* **Task to carry out**: Reproduce the lines of the material exactly, excluding every image.

* **Rows**:
--- BEGIN ---
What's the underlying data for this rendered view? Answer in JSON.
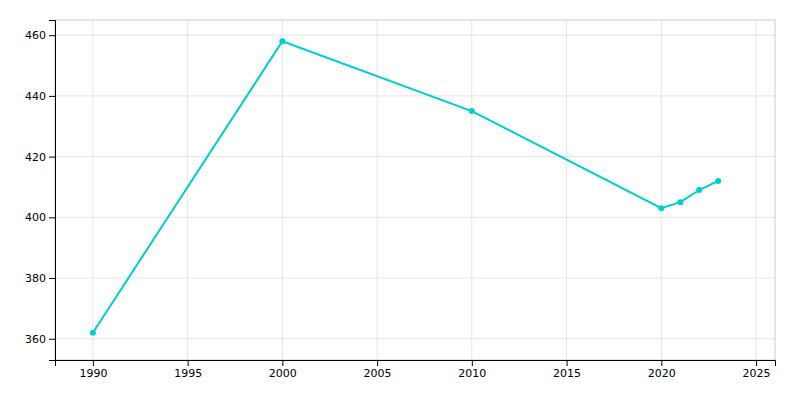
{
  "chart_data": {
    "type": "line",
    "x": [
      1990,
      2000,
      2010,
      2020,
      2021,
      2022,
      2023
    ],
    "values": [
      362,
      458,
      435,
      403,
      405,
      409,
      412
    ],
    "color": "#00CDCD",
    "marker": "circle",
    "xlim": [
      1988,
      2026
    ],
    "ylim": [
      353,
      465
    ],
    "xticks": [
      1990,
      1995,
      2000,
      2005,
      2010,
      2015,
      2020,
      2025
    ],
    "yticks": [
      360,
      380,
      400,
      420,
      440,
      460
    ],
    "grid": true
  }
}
--- END ---
* **Problem solution**:
What's the underlying data for this rendered view? Answer in JSON.
{
  "chart_data": {
    "type": "line",
    "x": [
      1990,
      2000,
      2010,
      2020,
      2021,
      2022,
      2023
    ],
    "values": [
      362,
      458,
      435,
      403,
      405,
      409,
      412
    ],
    "color": "#00CDCD",
    "marker": "circle",
    "xlim": [
      1988,
      2026
    ],
    "ylim": [
      353,
      465
    ],
    "xticks": [
      1990,
      1995,
      2000,
      2005,
      2010,
      2015,
      2020,
      2025
    ],
    "yticks": [
      360,
      380,
      400,
      420,
      440,
      460
    ],
    "grid": true
  }
}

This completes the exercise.